◆ Provided information
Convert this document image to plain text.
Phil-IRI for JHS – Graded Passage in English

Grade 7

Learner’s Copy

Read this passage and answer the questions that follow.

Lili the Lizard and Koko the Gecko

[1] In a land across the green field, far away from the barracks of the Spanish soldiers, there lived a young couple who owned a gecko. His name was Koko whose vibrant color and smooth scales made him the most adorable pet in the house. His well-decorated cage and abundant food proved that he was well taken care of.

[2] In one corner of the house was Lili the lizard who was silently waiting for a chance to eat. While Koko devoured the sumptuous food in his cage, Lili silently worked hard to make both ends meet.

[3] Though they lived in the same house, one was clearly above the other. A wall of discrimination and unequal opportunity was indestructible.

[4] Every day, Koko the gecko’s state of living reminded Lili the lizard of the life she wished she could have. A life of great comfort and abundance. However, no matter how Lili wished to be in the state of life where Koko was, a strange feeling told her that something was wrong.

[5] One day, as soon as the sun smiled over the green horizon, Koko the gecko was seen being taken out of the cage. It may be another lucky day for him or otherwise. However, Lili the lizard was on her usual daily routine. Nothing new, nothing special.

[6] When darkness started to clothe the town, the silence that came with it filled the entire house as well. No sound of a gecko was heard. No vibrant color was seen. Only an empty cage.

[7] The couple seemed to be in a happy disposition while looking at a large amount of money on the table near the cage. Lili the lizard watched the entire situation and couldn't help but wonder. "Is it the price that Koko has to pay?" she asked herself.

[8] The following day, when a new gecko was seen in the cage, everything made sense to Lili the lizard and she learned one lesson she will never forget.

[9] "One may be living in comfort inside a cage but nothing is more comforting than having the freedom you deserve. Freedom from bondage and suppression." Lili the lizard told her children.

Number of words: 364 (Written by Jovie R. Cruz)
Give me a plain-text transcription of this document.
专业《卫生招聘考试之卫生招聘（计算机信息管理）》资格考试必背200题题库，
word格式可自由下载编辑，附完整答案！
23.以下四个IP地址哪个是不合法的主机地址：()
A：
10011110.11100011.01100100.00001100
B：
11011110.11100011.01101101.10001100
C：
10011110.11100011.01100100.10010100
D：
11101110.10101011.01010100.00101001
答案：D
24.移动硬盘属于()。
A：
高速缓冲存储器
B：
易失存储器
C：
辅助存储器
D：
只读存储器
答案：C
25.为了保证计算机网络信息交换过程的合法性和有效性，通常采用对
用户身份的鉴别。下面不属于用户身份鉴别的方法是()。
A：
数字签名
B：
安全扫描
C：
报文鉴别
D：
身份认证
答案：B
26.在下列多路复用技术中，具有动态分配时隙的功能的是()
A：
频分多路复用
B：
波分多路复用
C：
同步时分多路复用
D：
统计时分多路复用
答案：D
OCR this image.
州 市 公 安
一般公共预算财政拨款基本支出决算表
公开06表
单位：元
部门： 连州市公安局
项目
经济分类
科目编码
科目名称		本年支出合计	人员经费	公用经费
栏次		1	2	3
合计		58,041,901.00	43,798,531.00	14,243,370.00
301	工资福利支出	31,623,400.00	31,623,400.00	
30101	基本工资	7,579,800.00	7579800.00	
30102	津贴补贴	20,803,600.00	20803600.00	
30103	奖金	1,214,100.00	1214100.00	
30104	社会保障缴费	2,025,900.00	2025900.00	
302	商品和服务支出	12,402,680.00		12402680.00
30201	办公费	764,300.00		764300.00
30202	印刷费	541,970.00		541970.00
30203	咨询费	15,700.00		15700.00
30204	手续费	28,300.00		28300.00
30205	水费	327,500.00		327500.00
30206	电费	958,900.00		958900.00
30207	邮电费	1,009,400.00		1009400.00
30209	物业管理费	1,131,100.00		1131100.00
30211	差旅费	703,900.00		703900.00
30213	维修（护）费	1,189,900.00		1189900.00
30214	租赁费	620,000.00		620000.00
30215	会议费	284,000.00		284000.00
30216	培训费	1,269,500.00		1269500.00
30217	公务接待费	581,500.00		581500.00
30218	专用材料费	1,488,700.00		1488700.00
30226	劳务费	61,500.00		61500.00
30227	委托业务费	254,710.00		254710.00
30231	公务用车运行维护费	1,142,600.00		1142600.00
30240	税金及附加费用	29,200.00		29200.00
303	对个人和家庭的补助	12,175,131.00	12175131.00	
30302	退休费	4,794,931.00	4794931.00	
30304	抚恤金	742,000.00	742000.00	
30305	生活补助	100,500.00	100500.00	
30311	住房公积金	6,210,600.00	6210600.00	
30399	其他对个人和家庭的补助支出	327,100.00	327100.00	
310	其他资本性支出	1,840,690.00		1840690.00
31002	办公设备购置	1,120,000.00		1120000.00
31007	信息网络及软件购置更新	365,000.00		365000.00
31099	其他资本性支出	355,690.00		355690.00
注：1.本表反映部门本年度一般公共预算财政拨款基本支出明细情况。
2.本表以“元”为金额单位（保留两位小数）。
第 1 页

◆ Work required
Return, from the data, each line that has the word "entire" in it.

◆ Answer to the problem
[6] When darkness started to clothe the town, the silence that came with it filled the entire house as well. No sound of a gecko was heard. No vibrant color was seen. Only an empty cage.
[7] The couple seemed to be in a happy disposition while looking at a large amount of money on the table near the cage. Lili the lizard watched the entire situation and couldn't help but wonder. "Is it the price that Koko has to pay?" she asked herself.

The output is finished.